:: Given task ::
Reproduce every record below exactly as written, but leave out any pictures.

:: Raw records ::

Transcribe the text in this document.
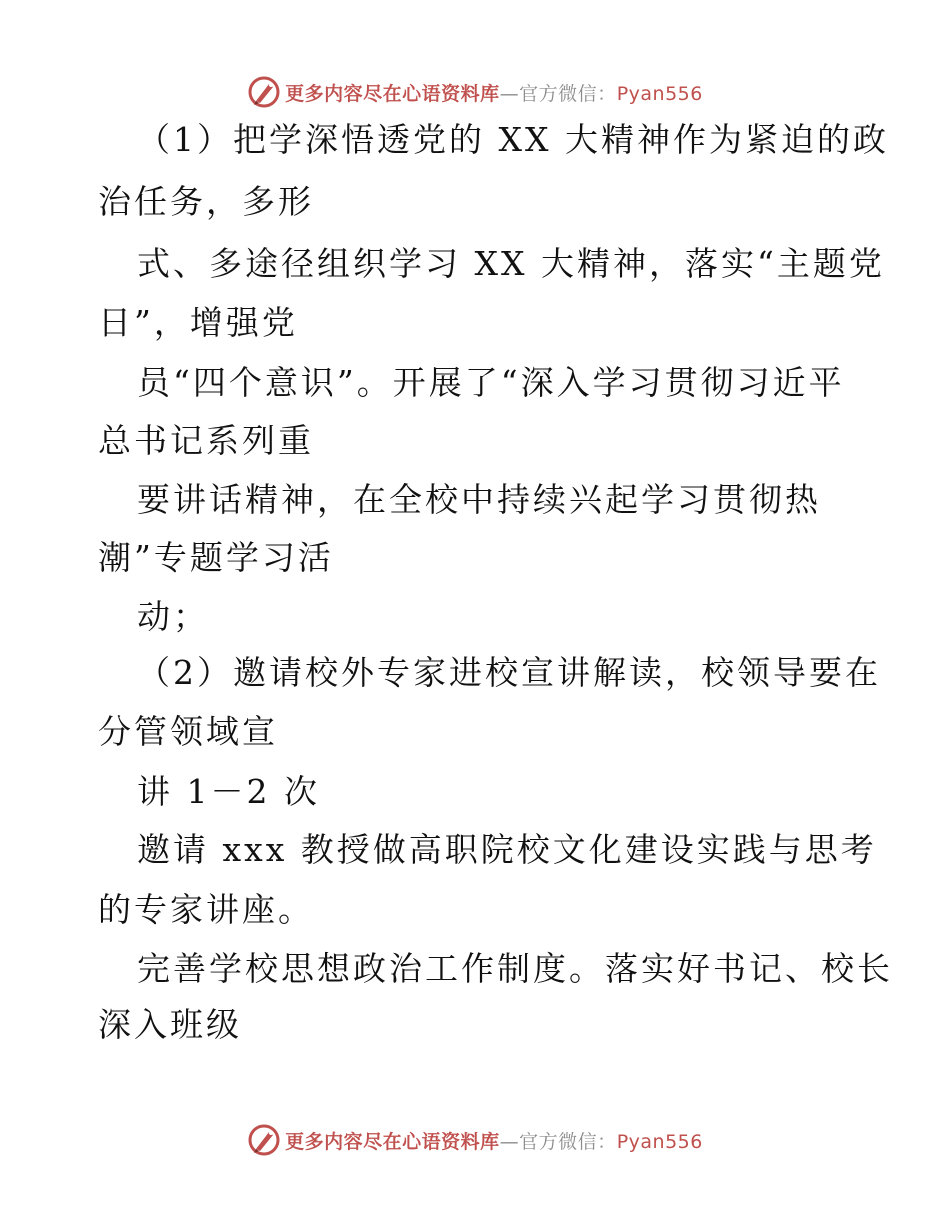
更多内容尽在心语资料库—官方微信：Pyan556
（1）把学深悟透党的 XX 大精神作为紧迫的政
治任务，多形
式、多途径组织学习 XX 大精神，落实“主题党
日”，增强党
员“四个意识”。开展了“深入学习贯彻习近平
总书记系列重
要讲话精神，在全校中持续兴起学习贯彻热
潮”专题学习活
动；
（2）邀请校外专家进校宣讲解读，校领导要在
分管领域宣
讲 1－2 次
邀请 xxx 教授做高职院校文化建设实践与思考
的专家讲座。
完善学校思想政治工作制度。落实好书记、校长
深入班级
更多内容尽在心语资料库—官方微信：Pyan556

:: Correct result ::
Transcribe the text in this document.
更多内容尽在心语资料库—官方微信：Pyan556
（1）把学深悟透党的 XX 大精神作为紧迫的政
治任务，多形
式、多途径组织学习 XX 大精神，落实“主题党
日”，增强党
员“四个意识”。开展了“深入学习贯彻习近平
总书记系列重
要讲话精神，在全校中持续兴起学习贯彻热
潮”专题学习活
动；
（2）邀请校外专家进校宣讲解读，校领导要在
分管领域宣
讲 1－2 次
邀请 xxx 教授做高职院校文化建设实践与思考
的专家讲座。
完善学校思想政治工作制度。落实好书记、校长
深入班级
更多内容尽在心语资料库—官方微信：Pyan556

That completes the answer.